• _Written task_:
List each line of the data in which the string "Hütte" appears.

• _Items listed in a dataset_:
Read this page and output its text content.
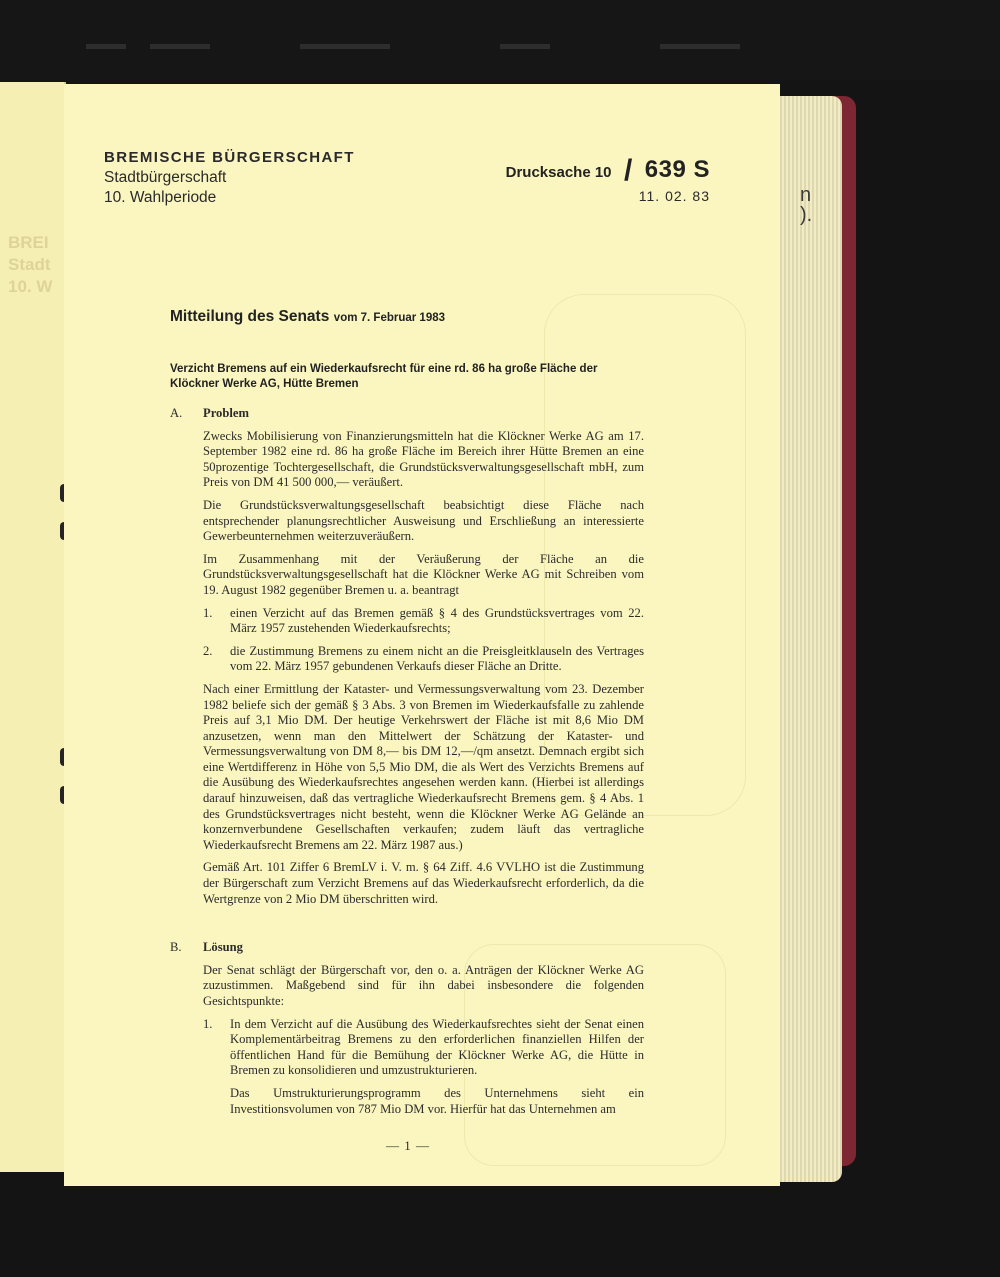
BREI
Stadt
10. W
n
).
BREMISCHE BÜRGERSCHAFT
Stadtbürgerschaft
10. Wahlperiode
Drucksache 10 / 639 S
11. 02. 83
Mitteilung des Senats vom 7. Februar 1983
Verzicht Bremens auf ein Wiederkaufsrecht für eine rd. 86 ha große Fläche der
Klöckner Werke AG, Hütte Bremen
A.	Problem

Zwecks Mobilisierung von Finanzierungsmitteln hat die Klöckner Werke AG am 17. September 1982 eine rd. 86 ha große Fläche im Bereich ihrer Hütte Bremen an eine 50prozentige Tochtergesellschaft, die Grundstücksverwaltungsgesellschaft mbH, zum Preis von DM 41 500 000,— veräußert.

Die Grundstücksverwaltungsgesellschaft beabsichtigt diese Fläche nach entsprechender planungsrechtlicher Ausweisung und Erschließung an interessierte Gewerbeunternehmen weiterzuveräußern.

Im Zusammenhang mit der Veräußerung der Fläche an die Grundstücksverwaltungsgesellschaft hat die Klöckner Werke AG mit Schreiben vom 19. August 1982 gegenüber Bremen u. a. beantragt

1.	einen Verzicht auf das Bremen gemäß § 4 des Grundstücksvertrages vom 22. März 1957 zustehenden Wiederkaufsrechts;
2.	die Zustimmung Bremens zu einem nicht an die Preisgleitklauseln des Vertrages vom 22. März 1957 gebundenen Verkaufs dieser Fläche an Dritte.

Nach einer Ermittlung der Kataster- und Vermessungsverwaltung vom 23. Dezember 1982 beliefe sich der gemäß § 3 Abs. 3 von Bremen im Wiederkaufsfalle zu zahlende Preis auf 3,1 Mio DM. Der heutige Verkehrswert der Fläche ist mit 8,6 Mio DM anzusetzen, wenn man den Mittelwert der Schätzung der Kataster- und Vermessungsverwaltung von DM 8,— bis DM 12,—/qm ansetzt. Demnach ergibt sich eine Wertdifferenz in Höhe von 5,5 Mio DM, die als Wert des Verzichts Bremens auf die Ausübung des Wiederkaufsrechtes angesehen werden kann. (Hierbei ist allerdings darauf hinzuweisen, daß das vertragliche Wiederkaufsrecht Bremens gem. § 4 Abs. 1 des Grundstücksvertrages nicht besteht, wenn die Klöckner Werke AG Gelände an konzernverbundene Gesellschaften verkaufen; zudem läuft das vertragliche Wiederkaufsrecht Bremens am 22. März 1987 aus.)

Gemäß Art. 101 Ziffer 6 BremLV i. V. m. § 64 Ziff. 4.6 VVLHO ist die Zustimmung der Bürgerschaft zum Verzicht Bremens auf das Wiederkaufsrecht erforderlich, da die Wertgrenze von 2 Mio DM überschritten wird.

B.	Lösung

Der Senat schlägt der Bürgerschaft vor, den o. a. Anträgen der Klöckner Werke AG zuzustimmen. Maßgebend sind für ihn dabei insbesondere die folgenden Gesichtspunkte:

1.	In dem Verzicht auf die Ausübung des Wiederkaufsrechtes sieht der Senat einen Komplementärbeitrag Bremens zu den erforderlichen finanziellen Hilfen der öffentlichen Hand für die Bemühung der Klöckner Werke AG, die Hütte in Bremen zu konsolidieren und umzustrukturieren.

Das Umstrukturierungsprogramm des Unternehmens sieht ein Investitionsvolumen von 787 Mio DM vor. Hierfür hat das Unternehmen am

— 1 —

• _Result below_:
Klöckner Werke AG, Hütte Bremen
Zwecks Mobilisierung von Finanzierungsmitteln hat die Klöckner Werke AG am 17. September 1982 eine rd. 86 ha große Fläche im Bereich ihrer Hütte Bremen an eine 50prozentige Tochtergesellschaft, die Grundstücksverwaltungsgesellschaft mbH, zum Preis von DM 41 500 000,— veräußert.
1.	In dem Verzicht auf die Ausübung des Wiederkaufsrechtes sieht der Senat einen Komplementärbeitrag Bremens zu den erforderlichen finanziellen Hilfen der öffentlichen Hand für die Bemühung der Klöckner Werke AG, die Hütte in Bremen zu konsolidieren und umzustrukturieren.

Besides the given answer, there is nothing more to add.